**Set problem:** Work through the records below and tally every line containing "synthetic". Reply with the total alone.

**Raw records:**
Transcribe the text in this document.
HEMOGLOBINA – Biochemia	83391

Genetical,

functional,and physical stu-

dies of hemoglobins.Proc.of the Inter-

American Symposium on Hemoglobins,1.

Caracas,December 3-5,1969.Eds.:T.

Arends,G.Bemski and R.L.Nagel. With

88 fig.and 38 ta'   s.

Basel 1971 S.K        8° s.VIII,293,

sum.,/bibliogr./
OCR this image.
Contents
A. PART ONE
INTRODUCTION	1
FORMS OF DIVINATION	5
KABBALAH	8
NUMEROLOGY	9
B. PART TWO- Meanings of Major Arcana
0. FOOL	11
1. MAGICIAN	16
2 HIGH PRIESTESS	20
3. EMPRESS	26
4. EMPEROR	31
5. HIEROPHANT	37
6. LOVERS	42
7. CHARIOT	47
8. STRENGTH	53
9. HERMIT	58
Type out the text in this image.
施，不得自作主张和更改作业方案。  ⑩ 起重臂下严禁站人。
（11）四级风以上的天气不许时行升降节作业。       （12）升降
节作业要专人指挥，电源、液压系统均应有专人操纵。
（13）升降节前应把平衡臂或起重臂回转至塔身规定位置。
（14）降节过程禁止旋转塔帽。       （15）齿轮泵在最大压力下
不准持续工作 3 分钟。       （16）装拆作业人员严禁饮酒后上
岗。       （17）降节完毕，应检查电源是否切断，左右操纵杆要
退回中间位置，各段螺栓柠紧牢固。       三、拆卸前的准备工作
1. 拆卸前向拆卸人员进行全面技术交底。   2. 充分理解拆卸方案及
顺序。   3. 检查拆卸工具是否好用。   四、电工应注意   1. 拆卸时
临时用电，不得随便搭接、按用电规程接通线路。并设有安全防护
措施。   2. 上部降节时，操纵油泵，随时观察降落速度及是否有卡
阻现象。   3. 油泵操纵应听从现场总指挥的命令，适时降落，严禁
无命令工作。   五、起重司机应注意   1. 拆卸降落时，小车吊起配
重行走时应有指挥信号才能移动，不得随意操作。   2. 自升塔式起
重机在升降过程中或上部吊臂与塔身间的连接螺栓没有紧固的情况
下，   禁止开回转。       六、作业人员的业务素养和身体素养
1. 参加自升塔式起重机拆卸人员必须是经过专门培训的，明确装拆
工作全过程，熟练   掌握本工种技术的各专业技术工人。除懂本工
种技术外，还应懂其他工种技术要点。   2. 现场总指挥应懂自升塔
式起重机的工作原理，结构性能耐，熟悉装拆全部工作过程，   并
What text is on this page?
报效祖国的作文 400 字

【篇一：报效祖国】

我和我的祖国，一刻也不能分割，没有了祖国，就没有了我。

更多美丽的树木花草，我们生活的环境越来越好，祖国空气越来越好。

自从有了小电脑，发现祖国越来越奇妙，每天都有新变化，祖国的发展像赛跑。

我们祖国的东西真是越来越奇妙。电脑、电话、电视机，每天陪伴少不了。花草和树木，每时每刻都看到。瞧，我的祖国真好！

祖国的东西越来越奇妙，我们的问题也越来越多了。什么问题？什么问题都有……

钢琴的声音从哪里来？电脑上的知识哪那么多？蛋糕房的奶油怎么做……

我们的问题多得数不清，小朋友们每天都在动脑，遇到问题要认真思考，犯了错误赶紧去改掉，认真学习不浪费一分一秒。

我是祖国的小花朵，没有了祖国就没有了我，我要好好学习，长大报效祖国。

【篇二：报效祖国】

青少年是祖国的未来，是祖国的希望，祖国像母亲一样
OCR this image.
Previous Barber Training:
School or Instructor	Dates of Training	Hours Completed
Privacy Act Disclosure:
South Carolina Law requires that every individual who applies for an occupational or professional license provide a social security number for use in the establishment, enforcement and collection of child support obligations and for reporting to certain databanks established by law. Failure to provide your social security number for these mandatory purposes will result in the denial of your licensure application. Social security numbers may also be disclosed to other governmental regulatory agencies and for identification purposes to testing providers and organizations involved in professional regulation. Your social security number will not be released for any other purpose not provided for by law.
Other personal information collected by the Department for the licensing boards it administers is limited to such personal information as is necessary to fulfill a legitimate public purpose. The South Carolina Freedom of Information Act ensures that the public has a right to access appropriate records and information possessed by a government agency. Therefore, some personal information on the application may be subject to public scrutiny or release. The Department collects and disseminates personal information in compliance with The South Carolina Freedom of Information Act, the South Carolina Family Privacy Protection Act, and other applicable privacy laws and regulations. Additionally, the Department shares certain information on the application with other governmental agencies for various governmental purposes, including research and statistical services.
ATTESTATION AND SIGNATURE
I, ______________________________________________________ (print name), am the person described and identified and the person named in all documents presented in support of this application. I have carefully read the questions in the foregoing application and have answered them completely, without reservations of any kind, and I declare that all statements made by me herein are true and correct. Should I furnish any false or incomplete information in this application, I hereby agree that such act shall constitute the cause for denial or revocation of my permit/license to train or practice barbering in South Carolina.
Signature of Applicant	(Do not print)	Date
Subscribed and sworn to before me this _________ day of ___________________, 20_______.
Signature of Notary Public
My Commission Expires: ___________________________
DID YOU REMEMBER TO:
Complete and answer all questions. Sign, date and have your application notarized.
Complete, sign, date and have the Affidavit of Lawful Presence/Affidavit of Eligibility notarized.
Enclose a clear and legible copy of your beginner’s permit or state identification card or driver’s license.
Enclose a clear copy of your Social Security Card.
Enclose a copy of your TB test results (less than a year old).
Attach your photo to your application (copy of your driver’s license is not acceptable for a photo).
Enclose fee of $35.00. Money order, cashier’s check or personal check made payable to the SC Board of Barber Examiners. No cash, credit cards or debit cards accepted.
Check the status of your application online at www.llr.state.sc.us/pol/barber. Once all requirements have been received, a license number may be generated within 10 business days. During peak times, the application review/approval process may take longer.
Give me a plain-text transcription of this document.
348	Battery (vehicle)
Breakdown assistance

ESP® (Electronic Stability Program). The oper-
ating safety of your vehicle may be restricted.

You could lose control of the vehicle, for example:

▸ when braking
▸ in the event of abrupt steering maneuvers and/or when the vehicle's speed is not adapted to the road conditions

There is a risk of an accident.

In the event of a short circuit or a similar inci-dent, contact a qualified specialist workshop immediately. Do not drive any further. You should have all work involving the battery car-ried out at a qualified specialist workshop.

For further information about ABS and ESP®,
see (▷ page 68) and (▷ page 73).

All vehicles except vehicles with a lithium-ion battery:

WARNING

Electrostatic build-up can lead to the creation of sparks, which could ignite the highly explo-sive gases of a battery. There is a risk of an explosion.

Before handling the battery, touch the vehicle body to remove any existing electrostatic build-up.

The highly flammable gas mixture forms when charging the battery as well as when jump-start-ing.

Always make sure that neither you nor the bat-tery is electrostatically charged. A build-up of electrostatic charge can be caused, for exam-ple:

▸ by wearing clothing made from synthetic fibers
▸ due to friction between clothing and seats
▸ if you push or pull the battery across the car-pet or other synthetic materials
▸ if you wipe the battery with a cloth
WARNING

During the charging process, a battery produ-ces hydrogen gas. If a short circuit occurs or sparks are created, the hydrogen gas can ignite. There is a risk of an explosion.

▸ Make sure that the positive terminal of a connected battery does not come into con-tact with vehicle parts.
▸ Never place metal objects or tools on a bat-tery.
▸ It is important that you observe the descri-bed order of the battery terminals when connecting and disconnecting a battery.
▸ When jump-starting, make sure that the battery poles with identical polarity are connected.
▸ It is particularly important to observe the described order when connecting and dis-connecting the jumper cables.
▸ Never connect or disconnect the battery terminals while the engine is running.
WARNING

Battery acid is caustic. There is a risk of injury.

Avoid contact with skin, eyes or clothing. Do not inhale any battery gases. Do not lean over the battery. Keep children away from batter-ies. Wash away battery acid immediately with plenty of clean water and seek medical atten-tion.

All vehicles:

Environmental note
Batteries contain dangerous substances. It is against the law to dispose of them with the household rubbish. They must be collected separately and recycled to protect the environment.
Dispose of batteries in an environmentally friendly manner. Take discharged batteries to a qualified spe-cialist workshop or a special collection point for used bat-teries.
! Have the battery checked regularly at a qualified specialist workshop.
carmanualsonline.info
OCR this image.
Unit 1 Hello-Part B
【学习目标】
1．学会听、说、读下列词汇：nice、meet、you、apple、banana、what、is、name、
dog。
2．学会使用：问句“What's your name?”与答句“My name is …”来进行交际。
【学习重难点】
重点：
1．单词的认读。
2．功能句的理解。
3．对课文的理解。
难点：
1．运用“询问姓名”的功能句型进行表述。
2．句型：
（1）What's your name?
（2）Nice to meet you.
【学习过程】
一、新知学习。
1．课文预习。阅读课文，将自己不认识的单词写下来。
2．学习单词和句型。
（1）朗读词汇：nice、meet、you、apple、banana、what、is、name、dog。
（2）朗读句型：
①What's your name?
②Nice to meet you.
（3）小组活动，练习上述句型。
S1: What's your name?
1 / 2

**Response below:** 2